EXERCISE TEXT.
13. A composition comprising the anti-CTLA-4 antibody of claim 1 and a pharmaceutically acceptable excipient.

14. The composition of claim 13, comprising 20 mM histidine buffer, 8.8% (w/v) a, a-trehalose dihydrate, 0.06% (w/v) PS80, and 0.2 mM EDTA*2Na«2H2O, wherein the composition has a pH of about 6.0.

15. The composition of claim 13, further comprising an anti-PD-1 antibody.

16. The composition of claim 15, wherein the anti-PD-1 antibody comprises a light chain comprising the sequence set forth in SEQ ID NO: 36 and a heavy chain comprising the sequence set forth in SEQ ID NO: 37.

17. A method of treating cancer in a subject in need thereof, comprising administering to the subject the anti-CTLA-4 antibody of claim 1.

18. The method of claim 17, wherein the cancer is selected from the group consisting of melanoma, non-small cell lung carcinoma (NSCLC), HNSCC, ovarian cancer, endometrial carcinoma, cervical cancer, renal cell carcinoma, bladder cancer, esophageal cancer, gastric cancer, gastroesophageal (GE) junction cancer, colorectal cancer, anal cancer, hepatocellular carcinoma, cancer of a bile duct, adenoid cystic carcinoma (ACC), and triple negative breast cancer (TNBC).

EXCERPTED RECORDS.
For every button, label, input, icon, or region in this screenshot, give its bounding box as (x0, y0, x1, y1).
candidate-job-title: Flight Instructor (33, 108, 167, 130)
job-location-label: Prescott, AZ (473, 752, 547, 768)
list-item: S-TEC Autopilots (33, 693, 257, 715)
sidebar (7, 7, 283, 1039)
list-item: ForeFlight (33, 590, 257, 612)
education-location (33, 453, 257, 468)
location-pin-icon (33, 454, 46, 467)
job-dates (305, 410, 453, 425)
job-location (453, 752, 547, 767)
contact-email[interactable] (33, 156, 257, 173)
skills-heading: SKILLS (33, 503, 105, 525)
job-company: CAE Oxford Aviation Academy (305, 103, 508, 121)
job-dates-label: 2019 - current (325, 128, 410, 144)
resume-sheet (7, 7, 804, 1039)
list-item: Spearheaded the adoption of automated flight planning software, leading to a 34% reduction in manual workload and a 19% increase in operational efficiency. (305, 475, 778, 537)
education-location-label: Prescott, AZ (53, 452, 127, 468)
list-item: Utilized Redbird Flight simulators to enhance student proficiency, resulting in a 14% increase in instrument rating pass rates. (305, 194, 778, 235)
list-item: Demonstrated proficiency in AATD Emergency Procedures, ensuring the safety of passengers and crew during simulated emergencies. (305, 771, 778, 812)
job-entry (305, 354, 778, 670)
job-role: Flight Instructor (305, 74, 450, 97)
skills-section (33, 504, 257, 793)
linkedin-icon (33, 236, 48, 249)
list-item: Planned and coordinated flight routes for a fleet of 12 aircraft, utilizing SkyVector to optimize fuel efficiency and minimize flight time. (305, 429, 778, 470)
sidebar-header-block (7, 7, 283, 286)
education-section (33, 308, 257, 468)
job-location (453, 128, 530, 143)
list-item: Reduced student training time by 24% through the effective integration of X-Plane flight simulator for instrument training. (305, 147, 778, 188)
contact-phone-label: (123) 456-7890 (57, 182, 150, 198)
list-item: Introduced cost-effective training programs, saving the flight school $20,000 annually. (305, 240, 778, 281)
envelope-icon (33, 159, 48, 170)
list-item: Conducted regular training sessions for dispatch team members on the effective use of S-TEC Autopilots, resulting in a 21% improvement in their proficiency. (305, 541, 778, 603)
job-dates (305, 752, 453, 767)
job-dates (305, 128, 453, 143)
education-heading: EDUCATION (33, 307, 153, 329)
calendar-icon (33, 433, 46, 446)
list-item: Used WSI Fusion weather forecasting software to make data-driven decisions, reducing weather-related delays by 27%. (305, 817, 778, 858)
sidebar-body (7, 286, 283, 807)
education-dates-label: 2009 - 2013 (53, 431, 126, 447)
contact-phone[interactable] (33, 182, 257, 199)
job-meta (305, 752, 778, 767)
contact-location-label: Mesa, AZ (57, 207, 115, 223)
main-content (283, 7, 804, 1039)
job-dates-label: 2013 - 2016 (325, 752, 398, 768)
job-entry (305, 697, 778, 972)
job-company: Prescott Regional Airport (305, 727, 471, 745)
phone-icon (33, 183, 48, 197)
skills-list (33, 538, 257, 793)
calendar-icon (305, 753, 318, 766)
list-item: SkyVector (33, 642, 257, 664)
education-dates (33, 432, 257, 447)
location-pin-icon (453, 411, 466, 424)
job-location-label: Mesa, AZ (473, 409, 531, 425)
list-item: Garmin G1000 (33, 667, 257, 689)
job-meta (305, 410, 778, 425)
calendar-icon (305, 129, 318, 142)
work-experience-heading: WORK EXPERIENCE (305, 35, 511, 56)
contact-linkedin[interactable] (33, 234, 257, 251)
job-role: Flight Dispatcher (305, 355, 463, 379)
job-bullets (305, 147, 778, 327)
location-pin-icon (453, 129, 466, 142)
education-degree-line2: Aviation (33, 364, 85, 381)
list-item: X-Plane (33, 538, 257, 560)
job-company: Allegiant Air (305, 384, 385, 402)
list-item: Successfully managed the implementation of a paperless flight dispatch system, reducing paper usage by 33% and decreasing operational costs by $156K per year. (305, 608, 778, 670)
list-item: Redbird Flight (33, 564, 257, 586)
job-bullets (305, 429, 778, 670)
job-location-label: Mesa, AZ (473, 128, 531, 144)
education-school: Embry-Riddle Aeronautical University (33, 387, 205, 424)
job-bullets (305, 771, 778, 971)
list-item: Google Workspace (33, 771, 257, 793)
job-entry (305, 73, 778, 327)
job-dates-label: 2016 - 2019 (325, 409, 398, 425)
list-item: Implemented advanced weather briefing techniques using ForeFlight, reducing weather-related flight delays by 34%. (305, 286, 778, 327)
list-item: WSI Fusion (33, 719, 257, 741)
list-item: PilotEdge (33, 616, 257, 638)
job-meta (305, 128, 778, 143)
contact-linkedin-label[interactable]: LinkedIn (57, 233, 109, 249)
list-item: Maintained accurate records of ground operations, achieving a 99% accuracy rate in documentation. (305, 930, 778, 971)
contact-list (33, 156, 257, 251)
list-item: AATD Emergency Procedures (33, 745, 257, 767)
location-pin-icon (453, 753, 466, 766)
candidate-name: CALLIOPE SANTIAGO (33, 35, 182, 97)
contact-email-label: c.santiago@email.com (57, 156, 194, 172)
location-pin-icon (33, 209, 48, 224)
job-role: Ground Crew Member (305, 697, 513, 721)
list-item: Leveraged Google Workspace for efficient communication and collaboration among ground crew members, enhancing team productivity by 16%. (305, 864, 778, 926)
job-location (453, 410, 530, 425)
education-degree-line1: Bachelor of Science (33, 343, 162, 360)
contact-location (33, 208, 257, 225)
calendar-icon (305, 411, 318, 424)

QUESTIONS.
1/ In the claims text, which SEQ ID NO gives the sequence of the anti-PD-1 antibody's heavy chain?
2/ Write out the claims text from "15. The composition" to "SEQ ID NO: 37." again, switching "anti-PD-1 antibody" to "anti-PD-L1 antibody".

EXERCISE RESULTS.
1/ SEQ ID NO: 37

2/
15. The composition of claim 13, further comprising an anti-PD-L1 antibody.

16. The composition of claim 15, wherein the anti-PD-L1 antibody comprises a light chain comprising the sequence set forth in SEQ ID NO: 36 and a heavy chain comprising the sequence set forth in SEQ ID NO: 37.